::: RECORDS TO USE

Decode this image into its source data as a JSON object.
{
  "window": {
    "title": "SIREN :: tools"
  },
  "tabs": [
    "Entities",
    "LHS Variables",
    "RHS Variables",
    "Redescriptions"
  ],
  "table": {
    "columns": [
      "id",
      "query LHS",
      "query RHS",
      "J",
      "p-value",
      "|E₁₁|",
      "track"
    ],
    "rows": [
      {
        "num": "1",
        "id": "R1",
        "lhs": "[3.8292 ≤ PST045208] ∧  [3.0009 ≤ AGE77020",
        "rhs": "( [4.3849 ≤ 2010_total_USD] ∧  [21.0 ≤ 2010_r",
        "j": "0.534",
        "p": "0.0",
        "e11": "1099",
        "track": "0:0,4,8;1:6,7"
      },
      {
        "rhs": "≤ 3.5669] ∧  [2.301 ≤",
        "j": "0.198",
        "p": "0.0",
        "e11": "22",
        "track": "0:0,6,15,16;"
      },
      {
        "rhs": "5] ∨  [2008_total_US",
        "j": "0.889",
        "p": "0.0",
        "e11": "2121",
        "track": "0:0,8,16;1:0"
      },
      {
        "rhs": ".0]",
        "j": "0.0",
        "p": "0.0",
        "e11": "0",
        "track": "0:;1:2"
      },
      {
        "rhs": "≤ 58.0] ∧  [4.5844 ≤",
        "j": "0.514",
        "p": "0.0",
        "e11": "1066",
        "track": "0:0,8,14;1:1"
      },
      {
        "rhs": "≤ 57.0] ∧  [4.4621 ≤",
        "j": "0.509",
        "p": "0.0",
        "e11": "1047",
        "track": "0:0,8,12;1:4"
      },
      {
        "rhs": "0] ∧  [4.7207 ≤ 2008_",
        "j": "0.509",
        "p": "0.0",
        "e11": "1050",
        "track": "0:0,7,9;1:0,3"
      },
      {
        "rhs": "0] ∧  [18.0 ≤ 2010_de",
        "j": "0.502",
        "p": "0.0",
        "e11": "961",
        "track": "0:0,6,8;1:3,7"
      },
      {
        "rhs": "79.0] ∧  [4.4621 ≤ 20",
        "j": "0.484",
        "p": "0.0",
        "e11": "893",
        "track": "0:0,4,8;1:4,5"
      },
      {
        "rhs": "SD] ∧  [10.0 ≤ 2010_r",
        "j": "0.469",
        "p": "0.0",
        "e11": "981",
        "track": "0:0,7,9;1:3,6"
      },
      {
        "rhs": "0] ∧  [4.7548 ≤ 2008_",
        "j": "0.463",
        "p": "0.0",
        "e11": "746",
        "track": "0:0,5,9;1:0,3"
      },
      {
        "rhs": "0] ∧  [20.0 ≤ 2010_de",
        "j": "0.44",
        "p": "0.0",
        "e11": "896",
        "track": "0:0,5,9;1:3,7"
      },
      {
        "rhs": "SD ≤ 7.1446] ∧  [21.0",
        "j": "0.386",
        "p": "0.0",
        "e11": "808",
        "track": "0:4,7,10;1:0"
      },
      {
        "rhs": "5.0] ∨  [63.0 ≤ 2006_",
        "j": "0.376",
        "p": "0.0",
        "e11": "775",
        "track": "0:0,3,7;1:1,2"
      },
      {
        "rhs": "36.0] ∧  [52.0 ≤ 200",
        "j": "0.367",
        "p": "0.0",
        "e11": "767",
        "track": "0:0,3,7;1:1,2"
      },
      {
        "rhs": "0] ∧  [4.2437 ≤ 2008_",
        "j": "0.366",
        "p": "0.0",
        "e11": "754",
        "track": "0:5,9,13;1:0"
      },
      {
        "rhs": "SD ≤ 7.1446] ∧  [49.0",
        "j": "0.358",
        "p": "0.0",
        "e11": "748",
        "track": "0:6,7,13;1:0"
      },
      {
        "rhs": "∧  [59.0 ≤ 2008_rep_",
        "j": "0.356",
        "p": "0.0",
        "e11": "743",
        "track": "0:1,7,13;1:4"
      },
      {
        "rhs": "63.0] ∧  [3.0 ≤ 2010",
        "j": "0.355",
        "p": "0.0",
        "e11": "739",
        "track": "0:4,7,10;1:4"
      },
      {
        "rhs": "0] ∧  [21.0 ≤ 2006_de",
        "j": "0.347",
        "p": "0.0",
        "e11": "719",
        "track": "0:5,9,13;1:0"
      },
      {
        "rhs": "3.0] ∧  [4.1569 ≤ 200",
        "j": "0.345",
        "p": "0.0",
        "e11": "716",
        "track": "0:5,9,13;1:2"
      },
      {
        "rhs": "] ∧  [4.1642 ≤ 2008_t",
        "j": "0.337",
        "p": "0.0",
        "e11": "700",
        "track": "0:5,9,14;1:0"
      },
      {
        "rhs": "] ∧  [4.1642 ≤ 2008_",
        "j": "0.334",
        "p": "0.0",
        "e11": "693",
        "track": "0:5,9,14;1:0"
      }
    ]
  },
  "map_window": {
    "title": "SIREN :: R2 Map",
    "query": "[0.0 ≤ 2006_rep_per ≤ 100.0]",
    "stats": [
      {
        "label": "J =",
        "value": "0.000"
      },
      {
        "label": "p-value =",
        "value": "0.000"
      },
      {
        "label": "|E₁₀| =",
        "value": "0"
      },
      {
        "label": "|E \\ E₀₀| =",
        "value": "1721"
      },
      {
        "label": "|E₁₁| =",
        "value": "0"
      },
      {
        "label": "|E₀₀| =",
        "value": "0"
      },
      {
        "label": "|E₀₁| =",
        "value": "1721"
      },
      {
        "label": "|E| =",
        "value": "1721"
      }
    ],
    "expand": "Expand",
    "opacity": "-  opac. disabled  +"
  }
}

::::::

Go through the entries above and copy every line containing "title".

    "title": "SIREN :: tools"
    "title": "SIREN :: R2 Map",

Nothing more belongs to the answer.